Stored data
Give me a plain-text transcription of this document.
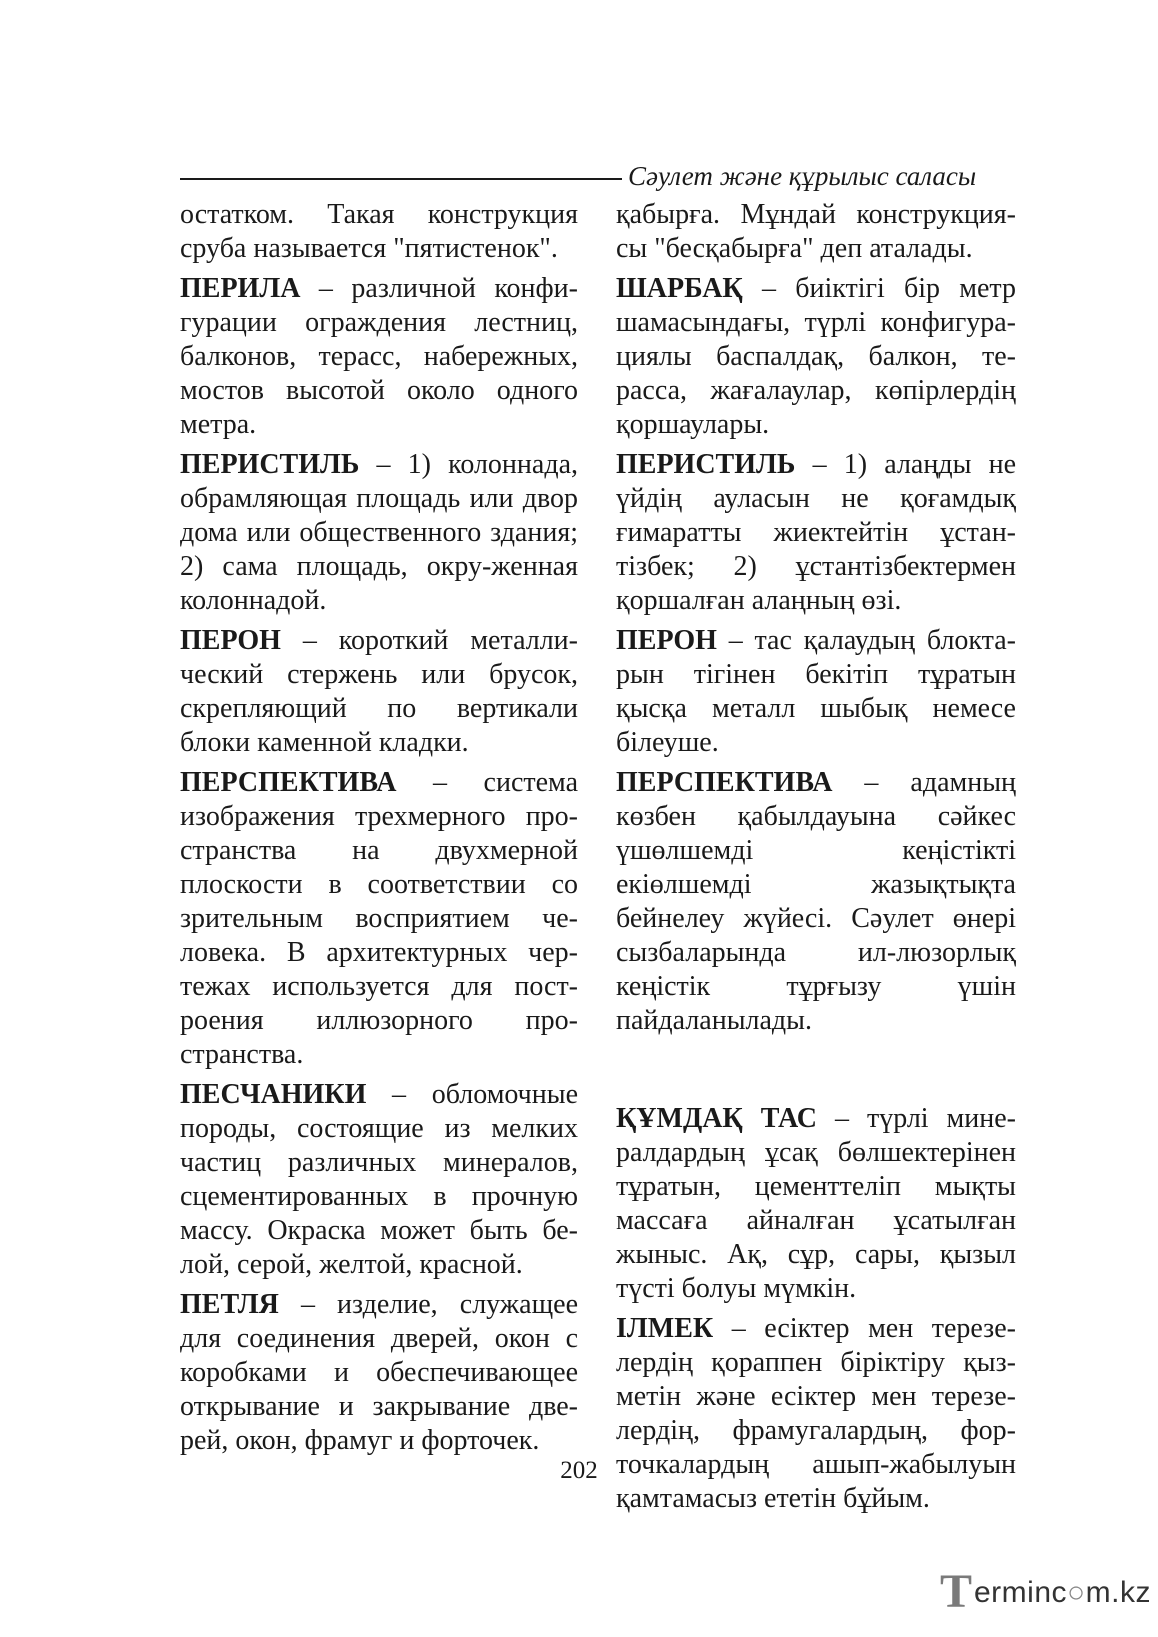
Сәулет және құрылыс саласы

остатком. Такая конструкция сруба называется "пятистенок".

ПЕРИЛА – различной конфи-гурации ограждения лестниц, балконов, терасс, набережных, мостов высотой около одного метра.

ПЕРИСТИЛЬ – 1) колоннада, обрамляющая площадь или двор дома или общественного здания; 2) сама площадь, окру-женная колоннадой.

ПЕРОН – короткий металли-ческий стержень или брусок, скрепляющий по вертикали блоки каменной кладки.

ПЕРСПЕКТИВА – система изображения трехмерного про-странства на двухмерной плоскости в соответствии со зрительным восприятием че-ловека. В архитектурных чер-тежах используется для пост-роения иллюзорного про-странства.

ПЕСЧАНИКИ – обломочные породы, состоящие из мелких частиц различных минералов, сцементированных в прочную массу. Окраска может быть бе-лой, серой, желтой, красной.

ПЕТЛЯ – изделие, служащее для соединения дверей, окон с коробками и обеспечивающее открывание и закрывание две-рей, окон, фрамуг и форточек.

қабырға. Мұндай конструкция-сы "бесқабырға" деп аталады.

ШАРБАҚ – биіктігі бір метр шамасындағы, түрлі конфигура-циялы баспалдақ, балкон, те-расса, жағалаулар, көпірлердің қоршаулары.

ПЕРИСТИЛЬ – 1) алаңды не үйдің ауласын не қоғамдық ғимаратты жиектейтін ұстан-тізбек; 2) ұстантізбектермен қоршалған алаңның өзі.

ПЕРОН – тас қалаудың блокта-рын тігінен бекітіп тұратын қысқа металл шыбық немесе білеуше.

ПЕРСПЕКТИВА – адамның көзбен қабылдауына сәйкес үшөлшемді кеңістікті екіөлшемді жазықтықта бейнелеу жүйесі. Сәулет өнері сызбаларында ил-люзорлық кеңістік тұрғызу үшін пайдаланылады.

ҚҰМДАҚ ТАС – түрлі мине-ралдардың ұсақ бөлшектерінен тұратын, цементтеліп мықты массаға айналған ұсатылған жыныс. Ақ, сұр, сары, қызыл түсті болуы мүмкін.

ІЛМЕК – есіктер мен терезе-лердің қораппен біріктіру қыз-метін және есіктер мен терезе-лердің, фрамугалардың, фор-точкалардың ашып-жабылуын қамтамасыз ететін бұйым.

202
T erminc○m.kz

SET PROBLEM
Check each line above for the word "ПЕРСПЕКТИВА", and copy the lines where it appears.

EXERCISE RESPONSE
ПЕРСПЕКТИВА – система изображения трехмерного про-странства на двухмерной плоскости в соответствии со зрительным восприятием че-ловека. В архитектурных чер-тежах используется для пост-роения иллюзорного про-странства.
ПЕРСПЕКТИВА – адамның көзбен қабылдауына сәйкес үшөлшемді кеңістікті екіөлшемді жазықтықта бейнелеу жүйесі. Сәулет өнері сызбаларында ил-люзорлық кеңістік тұрғызу үшін пайдаланылады.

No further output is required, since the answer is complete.